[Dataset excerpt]

** begin **

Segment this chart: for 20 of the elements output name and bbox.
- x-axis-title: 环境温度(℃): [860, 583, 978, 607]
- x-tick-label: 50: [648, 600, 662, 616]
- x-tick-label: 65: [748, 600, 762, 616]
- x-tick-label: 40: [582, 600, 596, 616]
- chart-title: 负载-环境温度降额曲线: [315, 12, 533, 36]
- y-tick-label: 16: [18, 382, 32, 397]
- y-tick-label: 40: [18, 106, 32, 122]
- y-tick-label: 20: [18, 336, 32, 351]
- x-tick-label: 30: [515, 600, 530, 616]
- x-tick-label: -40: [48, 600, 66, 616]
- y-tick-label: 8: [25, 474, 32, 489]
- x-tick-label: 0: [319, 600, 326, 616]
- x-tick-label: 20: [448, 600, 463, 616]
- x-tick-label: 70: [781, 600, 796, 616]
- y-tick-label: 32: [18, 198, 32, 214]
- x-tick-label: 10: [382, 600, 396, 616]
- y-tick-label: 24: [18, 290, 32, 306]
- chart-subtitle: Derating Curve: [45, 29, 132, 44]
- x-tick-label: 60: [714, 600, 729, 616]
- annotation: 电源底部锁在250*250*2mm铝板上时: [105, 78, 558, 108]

** end **
** begin **

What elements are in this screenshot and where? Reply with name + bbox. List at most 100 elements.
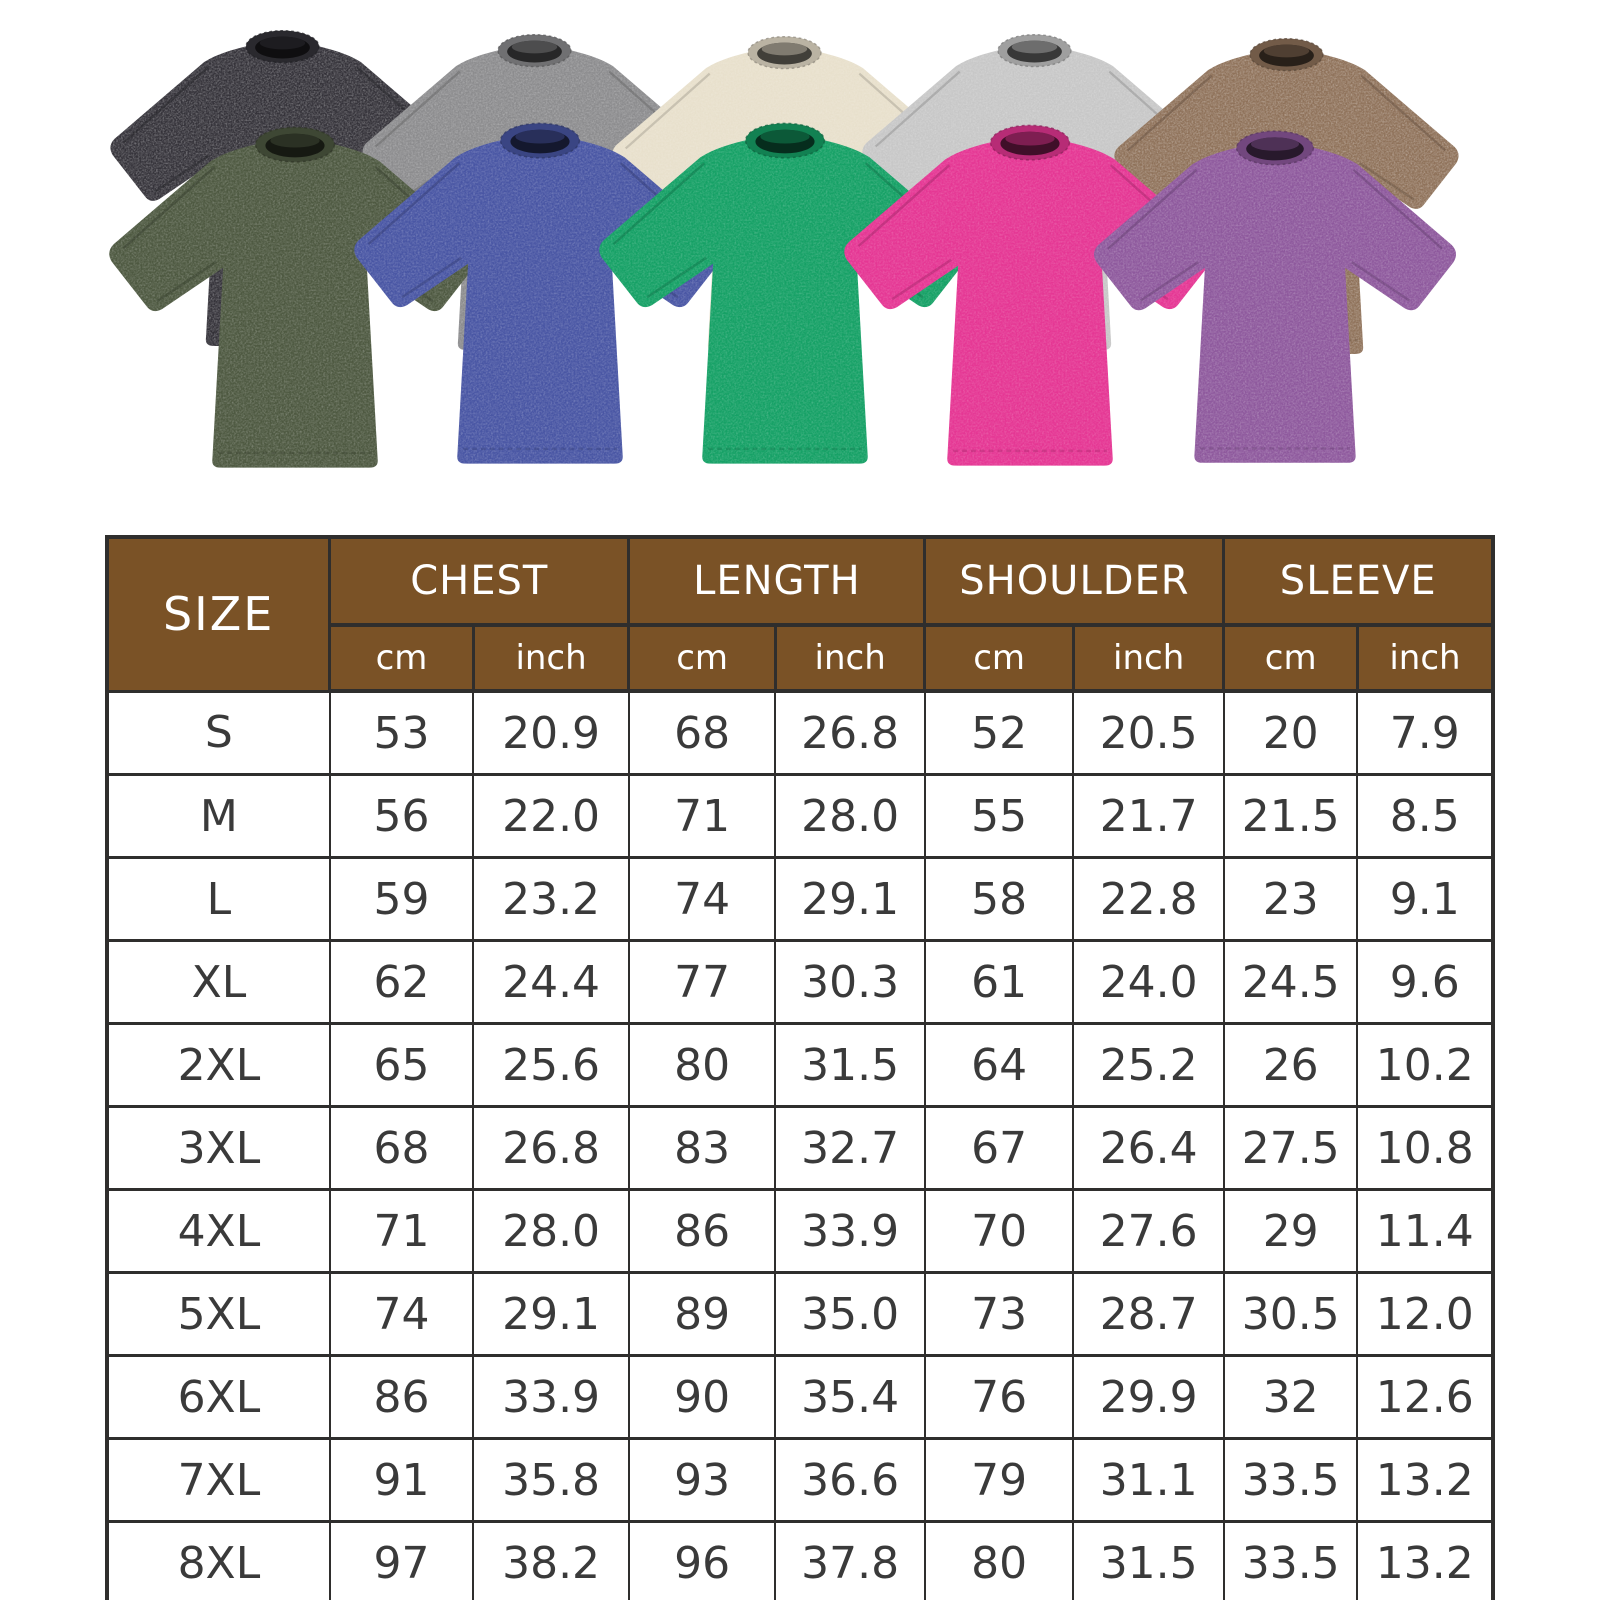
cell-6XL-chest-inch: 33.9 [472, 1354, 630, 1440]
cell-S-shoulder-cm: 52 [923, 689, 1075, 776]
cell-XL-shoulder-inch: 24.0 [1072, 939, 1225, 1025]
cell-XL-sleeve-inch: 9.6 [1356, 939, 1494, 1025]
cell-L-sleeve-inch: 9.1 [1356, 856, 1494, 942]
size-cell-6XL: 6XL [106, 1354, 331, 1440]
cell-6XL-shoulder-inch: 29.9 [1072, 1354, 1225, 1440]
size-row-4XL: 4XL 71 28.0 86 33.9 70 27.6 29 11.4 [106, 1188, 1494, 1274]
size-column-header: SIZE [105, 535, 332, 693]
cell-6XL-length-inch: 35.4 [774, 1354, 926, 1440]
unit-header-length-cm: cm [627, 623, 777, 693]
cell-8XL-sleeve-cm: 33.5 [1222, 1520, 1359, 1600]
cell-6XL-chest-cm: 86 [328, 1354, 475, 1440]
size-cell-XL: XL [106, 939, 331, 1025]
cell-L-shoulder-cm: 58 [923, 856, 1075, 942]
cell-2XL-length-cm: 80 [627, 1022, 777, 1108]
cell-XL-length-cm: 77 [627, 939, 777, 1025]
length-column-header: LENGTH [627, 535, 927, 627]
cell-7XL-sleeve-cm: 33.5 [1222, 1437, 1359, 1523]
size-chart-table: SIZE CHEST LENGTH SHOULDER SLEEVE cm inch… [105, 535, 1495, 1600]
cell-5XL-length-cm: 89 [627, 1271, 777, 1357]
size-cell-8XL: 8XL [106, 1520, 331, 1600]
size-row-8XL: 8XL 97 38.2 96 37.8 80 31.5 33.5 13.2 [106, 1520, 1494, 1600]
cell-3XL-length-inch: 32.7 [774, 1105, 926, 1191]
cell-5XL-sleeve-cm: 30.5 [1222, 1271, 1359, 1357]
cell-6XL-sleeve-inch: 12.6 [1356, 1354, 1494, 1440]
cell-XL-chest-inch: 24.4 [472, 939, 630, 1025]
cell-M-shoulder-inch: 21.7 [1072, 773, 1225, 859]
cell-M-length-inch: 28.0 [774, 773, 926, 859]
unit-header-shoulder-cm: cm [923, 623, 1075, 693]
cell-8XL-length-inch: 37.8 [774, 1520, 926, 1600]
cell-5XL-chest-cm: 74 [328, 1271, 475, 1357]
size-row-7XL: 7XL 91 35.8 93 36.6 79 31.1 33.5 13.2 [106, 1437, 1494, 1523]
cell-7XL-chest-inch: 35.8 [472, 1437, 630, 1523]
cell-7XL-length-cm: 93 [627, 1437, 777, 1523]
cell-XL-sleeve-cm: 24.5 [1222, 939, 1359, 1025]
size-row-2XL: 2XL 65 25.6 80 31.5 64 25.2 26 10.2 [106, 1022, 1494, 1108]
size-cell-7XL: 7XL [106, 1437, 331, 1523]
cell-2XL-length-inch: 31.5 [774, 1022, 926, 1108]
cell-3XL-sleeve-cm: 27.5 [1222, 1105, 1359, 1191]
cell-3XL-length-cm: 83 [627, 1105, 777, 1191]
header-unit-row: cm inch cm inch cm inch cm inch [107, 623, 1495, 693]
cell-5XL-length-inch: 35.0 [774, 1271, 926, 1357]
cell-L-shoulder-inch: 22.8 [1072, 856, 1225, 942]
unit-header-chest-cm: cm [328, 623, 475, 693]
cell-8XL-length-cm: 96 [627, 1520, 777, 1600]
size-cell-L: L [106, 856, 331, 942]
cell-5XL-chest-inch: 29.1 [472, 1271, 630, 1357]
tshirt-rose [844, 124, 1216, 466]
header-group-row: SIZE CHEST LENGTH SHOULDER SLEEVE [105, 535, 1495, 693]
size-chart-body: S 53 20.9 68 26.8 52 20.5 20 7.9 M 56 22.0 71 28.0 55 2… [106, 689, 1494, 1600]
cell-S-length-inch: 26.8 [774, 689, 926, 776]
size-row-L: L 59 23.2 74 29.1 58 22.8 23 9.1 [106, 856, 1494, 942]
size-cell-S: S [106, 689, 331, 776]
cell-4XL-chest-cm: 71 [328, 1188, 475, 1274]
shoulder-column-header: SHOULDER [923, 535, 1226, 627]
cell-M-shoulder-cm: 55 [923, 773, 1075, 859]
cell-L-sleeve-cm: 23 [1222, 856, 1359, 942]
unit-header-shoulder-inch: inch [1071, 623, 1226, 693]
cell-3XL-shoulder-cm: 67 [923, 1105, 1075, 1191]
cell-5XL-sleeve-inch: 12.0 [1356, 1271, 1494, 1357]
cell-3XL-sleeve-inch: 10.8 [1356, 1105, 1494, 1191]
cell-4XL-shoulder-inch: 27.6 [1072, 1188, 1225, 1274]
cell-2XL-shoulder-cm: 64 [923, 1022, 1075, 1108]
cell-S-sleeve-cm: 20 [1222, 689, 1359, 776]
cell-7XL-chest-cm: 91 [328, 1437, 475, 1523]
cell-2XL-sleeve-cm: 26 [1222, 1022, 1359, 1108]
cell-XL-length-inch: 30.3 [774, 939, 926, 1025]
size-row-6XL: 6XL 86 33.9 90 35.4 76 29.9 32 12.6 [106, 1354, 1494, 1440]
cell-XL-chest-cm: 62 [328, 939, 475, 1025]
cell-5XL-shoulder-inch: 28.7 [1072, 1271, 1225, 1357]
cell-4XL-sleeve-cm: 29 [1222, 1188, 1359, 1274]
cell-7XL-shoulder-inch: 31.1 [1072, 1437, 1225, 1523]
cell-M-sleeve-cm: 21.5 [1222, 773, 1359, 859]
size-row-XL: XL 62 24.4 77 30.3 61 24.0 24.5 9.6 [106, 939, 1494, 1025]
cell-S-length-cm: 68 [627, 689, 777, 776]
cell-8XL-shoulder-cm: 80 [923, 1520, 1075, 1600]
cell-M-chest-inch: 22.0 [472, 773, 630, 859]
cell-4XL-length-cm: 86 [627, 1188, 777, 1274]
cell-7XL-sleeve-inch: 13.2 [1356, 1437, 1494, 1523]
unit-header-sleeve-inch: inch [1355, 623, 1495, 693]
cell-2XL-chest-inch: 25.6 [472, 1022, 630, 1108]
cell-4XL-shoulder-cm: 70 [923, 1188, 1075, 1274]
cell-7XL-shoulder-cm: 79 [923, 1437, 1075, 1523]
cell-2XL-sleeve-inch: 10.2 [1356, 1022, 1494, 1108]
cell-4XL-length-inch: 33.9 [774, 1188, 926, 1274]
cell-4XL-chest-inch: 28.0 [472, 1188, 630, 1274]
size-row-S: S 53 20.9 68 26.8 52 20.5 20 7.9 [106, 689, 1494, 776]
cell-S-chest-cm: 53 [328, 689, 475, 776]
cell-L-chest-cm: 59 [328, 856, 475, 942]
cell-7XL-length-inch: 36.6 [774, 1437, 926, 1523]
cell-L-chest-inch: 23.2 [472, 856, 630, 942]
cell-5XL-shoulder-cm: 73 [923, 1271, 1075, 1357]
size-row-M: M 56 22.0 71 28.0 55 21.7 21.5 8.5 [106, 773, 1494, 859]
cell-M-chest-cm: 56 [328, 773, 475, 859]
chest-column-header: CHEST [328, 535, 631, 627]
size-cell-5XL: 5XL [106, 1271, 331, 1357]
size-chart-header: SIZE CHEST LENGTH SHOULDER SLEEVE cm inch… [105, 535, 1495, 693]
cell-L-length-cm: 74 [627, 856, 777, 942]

** end **
** begin **

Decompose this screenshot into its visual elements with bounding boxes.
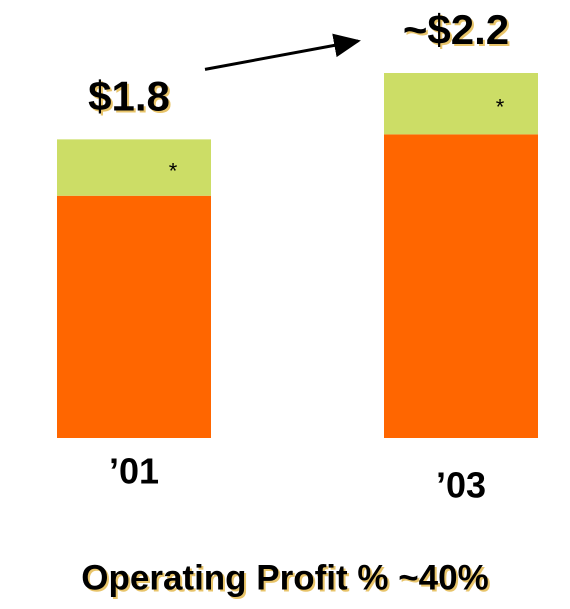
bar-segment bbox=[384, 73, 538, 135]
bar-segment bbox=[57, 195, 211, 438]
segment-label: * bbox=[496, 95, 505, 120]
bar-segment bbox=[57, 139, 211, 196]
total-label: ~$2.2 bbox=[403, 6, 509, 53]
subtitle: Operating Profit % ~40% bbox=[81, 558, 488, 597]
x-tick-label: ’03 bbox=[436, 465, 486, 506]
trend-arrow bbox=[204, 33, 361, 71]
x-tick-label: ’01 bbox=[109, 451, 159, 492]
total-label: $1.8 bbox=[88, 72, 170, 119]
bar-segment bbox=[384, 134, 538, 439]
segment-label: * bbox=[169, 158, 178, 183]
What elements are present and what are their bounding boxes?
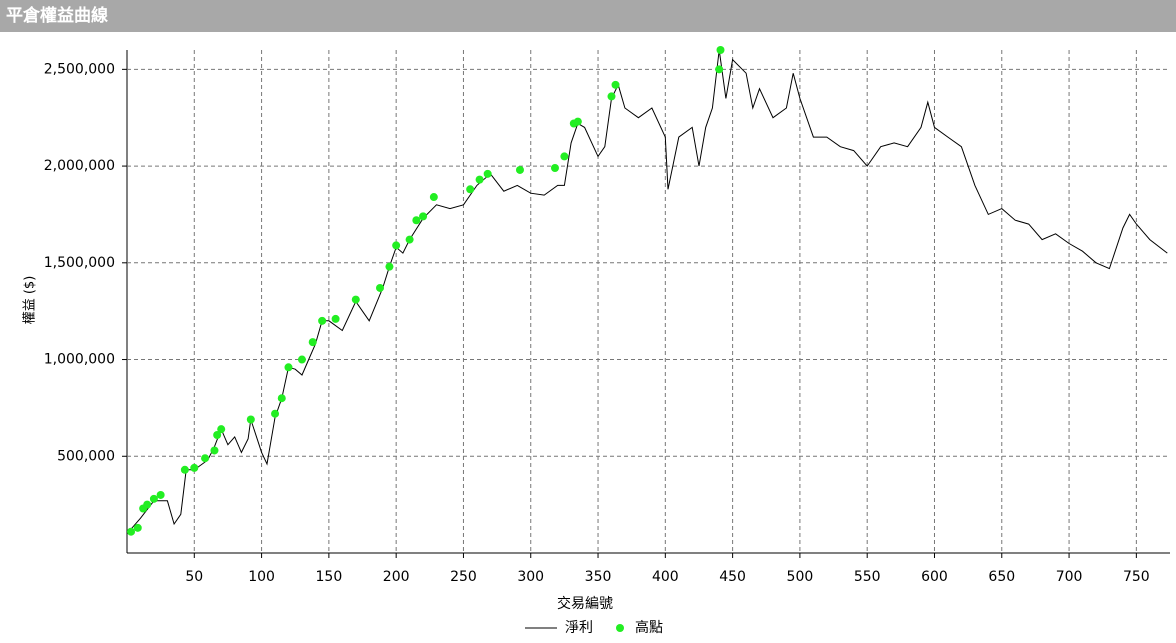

** end **

Your goal:
Reproduce the listing word for word, beginning at the line that has "Decompose this screenshot" and stopping after the line that has "What elements are present". Omit the picture from your copy.

Answer for the task:
Decompose this screenshot into its visual elements with bounding boxes.
bar-segment bbox=[384, 73, 538, 135]
bar-segment bbox=[57, 195, 211, 438]
segment-label: * bbox=[496, 95, 505, 120]
bar-segment bbox=[57, 139, 211, 196]
total-label: ~$2.2 bbox=[403, 6, 509, 53]
subtitle: Operating Profit % ~40% bbox=[81, 558, 488, 597]
x-tick-label: ’03 bbox=[436, 465, 486, 506]
trend-arrow bbox=[204, 33, 361, 71]
x-tick-label: ’01 bbox=[109, 451, 159, 492]
total-label: $1.8 bbox=[88, 72, 170, 119]
bar-segment bbox=[384, 134, 538, 439]
segment-label: * bbox=[169, 158, 178, 183]
What elements are present and what are their bounding boxes?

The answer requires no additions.